● **Aim**: Locate the word "personal" in the entries below, then gather every line that holds it.

● **Some records**:
==============================

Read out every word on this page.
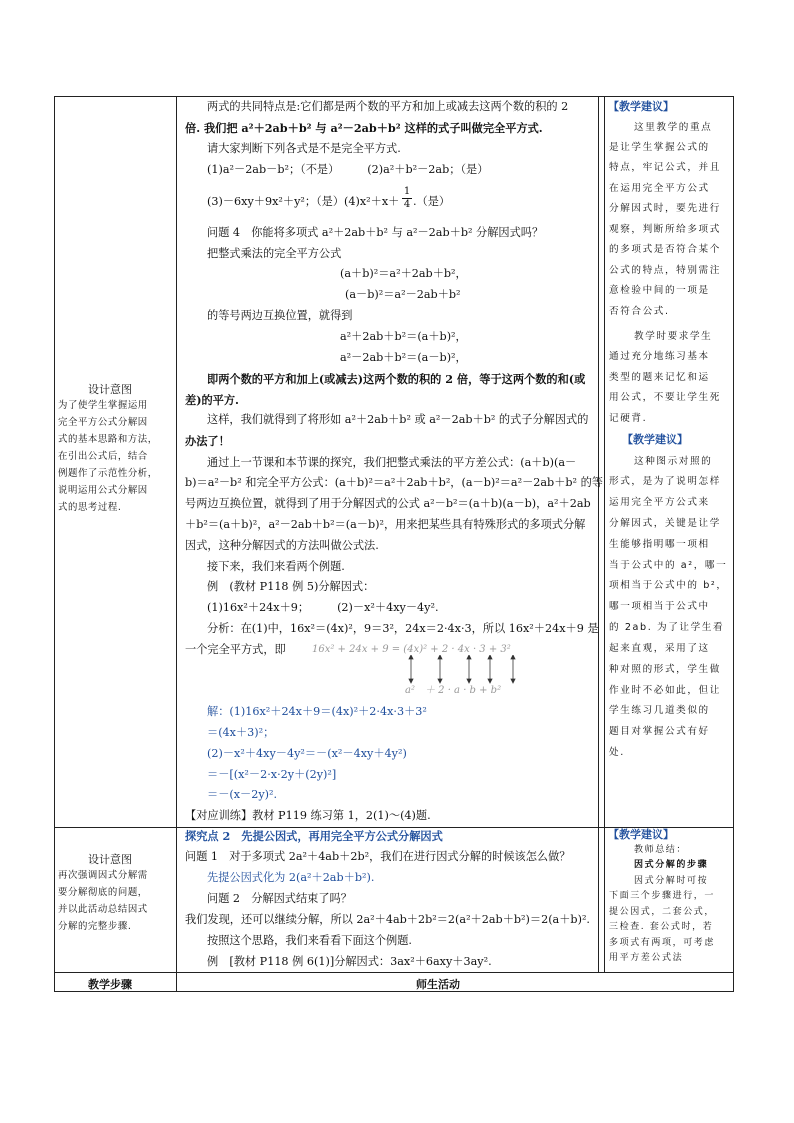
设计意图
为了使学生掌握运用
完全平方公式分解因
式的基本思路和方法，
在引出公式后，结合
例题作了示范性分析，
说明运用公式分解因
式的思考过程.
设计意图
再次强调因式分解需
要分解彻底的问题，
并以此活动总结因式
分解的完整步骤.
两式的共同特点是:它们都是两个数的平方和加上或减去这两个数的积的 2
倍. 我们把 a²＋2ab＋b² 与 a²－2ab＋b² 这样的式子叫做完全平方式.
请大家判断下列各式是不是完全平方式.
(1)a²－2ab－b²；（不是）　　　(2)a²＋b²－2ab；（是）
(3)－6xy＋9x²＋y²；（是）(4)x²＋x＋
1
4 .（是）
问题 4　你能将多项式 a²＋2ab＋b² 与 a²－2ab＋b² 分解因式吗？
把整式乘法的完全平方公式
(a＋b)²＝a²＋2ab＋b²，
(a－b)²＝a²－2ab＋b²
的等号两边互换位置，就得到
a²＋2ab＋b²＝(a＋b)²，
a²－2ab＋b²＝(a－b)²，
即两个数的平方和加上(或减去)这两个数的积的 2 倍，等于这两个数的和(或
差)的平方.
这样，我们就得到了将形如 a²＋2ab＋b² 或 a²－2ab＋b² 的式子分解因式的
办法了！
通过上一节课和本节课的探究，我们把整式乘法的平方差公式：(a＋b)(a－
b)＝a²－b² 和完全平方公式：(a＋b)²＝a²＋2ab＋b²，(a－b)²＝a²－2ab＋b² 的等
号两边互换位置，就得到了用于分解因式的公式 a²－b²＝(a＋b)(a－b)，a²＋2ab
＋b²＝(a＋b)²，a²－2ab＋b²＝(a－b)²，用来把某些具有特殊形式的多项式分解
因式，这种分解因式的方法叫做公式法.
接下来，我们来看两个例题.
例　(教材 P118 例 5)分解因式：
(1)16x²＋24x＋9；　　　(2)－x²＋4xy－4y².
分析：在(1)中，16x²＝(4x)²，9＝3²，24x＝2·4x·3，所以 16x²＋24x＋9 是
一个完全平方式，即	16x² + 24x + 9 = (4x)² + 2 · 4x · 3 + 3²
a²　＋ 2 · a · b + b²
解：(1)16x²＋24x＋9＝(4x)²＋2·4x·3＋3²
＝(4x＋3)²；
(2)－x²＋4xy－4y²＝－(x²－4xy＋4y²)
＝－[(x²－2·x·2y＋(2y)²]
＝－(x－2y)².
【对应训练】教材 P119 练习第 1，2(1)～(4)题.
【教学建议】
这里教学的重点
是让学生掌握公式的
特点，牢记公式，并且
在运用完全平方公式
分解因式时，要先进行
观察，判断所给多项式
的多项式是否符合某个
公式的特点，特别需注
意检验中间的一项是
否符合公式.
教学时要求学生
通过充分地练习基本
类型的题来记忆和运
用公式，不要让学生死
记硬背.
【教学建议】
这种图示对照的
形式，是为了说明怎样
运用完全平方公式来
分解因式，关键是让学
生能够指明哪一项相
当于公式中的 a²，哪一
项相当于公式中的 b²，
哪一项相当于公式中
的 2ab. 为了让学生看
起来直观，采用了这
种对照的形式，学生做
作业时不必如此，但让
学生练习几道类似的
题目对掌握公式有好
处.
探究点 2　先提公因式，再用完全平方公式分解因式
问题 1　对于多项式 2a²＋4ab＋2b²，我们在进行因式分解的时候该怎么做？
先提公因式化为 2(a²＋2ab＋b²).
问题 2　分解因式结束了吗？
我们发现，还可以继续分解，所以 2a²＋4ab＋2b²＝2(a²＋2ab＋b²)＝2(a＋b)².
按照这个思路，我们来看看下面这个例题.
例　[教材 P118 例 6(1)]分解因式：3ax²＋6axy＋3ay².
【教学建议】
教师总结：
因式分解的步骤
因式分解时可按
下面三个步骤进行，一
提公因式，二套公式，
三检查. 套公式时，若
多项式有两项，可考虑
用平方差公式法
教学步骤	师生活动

==============================

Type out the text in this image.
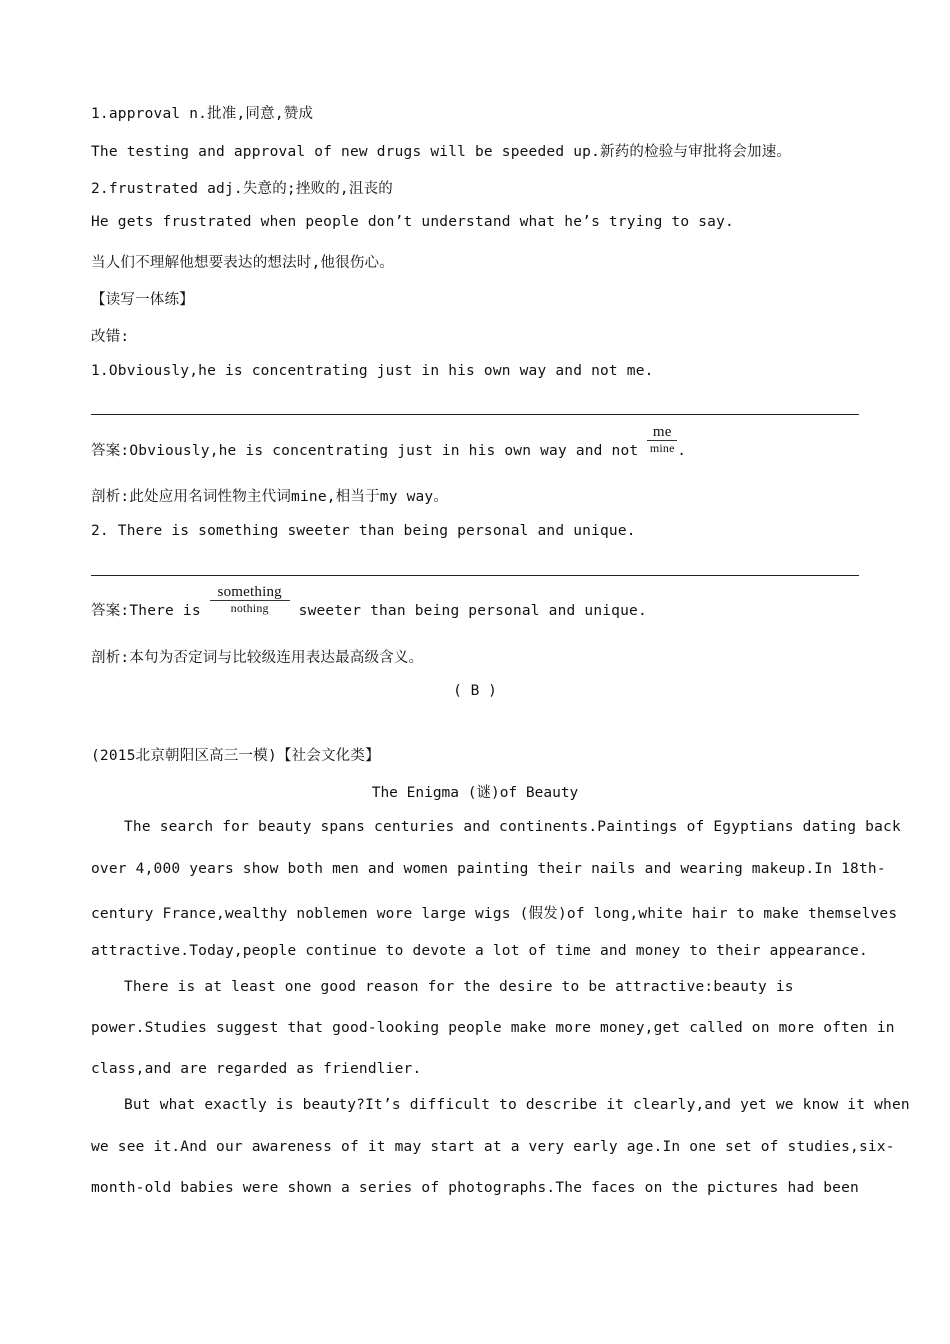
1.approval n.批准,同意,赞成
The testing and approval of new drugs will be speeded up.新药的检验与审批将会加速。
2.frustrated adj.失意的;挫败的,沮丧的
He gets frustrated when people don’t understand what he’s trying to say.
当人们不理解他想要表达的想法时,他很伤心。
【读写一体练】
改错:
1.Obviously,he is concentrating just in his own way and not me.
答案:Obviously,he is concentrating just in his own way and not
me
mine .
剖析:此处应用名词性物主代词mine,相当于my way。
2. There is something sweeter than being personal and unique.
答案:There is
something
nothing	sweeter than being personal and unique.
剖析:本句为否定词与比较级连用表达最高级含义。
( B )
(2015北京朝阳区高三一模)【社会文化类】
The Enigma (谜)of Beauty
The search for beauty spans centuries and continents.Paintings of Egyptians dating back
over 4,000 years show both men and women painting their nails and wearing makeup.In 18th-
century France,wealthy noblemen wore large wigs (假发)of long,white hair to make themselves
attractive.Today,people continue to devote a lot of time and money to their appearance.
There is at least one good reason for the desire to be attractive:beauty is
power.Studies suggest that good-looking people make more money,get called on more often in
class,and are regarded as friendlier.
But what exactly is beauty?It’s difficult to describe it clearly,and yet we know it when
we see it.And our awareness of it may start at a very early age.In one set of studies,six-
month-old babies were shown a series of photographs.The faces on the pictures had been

==============================

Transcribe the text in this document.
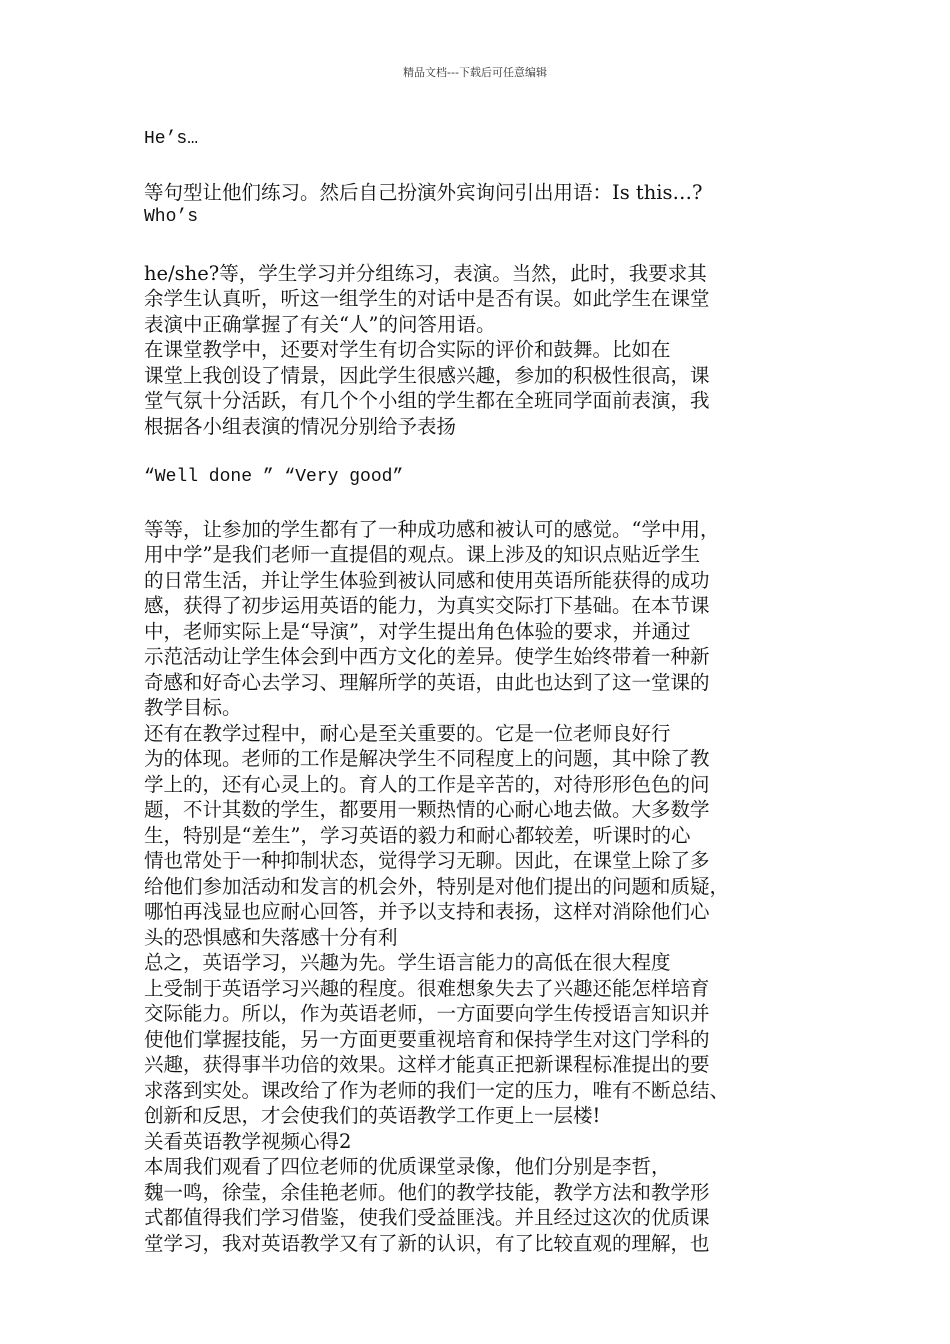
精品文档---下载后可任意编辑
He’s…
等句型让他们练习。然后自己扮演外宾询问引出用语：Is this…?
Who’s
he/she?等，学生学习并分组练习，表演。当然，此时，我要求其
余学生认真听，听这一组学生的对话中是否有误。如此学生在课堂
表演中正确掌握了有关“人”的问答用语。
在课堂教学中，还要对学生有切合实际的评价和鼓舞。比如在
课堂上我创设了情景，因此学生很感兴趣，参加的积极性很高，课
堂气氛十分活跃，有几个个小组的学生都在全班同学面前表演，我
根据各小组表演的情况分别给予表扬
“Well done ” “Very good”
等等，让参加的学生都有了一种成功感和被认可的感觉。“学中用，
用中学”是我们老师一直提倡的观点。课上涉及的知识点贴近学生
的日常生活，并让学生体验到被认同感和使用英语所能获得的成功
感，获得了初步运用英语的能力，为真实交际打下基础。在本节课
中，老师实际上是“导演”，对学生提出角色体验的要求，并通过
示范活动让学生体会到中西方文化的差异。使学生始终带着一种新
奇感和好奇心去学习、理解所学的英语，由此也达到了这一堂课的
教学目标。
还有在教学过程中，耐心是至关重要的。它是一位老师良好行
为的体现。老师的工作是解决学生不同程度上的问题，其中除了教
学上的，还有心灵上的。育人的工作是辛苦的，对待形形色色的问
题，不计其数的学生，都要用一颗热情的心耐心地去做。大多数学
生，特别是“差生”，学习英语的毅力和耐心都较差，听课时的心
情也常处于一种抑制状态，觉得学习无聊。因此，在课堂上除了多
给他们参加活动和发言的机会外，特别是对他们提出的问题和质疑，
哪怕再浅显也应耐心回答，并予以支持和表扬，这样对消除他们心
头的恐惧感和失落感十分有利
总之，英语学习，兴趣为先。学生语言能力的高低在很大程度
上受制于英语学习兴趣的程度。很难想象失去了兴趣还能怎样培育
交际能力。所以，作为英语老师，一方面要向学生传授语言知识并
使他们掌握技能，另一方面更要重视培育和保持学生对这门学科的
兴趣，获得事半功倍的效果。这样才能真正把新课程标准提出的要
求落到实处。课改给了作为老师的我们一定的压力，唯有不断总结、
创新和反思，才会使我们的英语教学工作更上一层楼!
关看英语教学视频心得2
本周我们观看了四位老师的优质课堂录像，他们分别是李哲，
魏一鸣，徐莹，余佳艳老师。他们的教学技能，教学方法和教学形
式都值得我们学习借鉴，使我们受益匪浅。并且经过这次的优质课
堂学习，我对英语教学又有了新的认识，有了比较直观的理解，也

==============================

● **Completed task**:
2. There is something sweeter than being personal and unique.
nothing	sweeter than being personal and unique.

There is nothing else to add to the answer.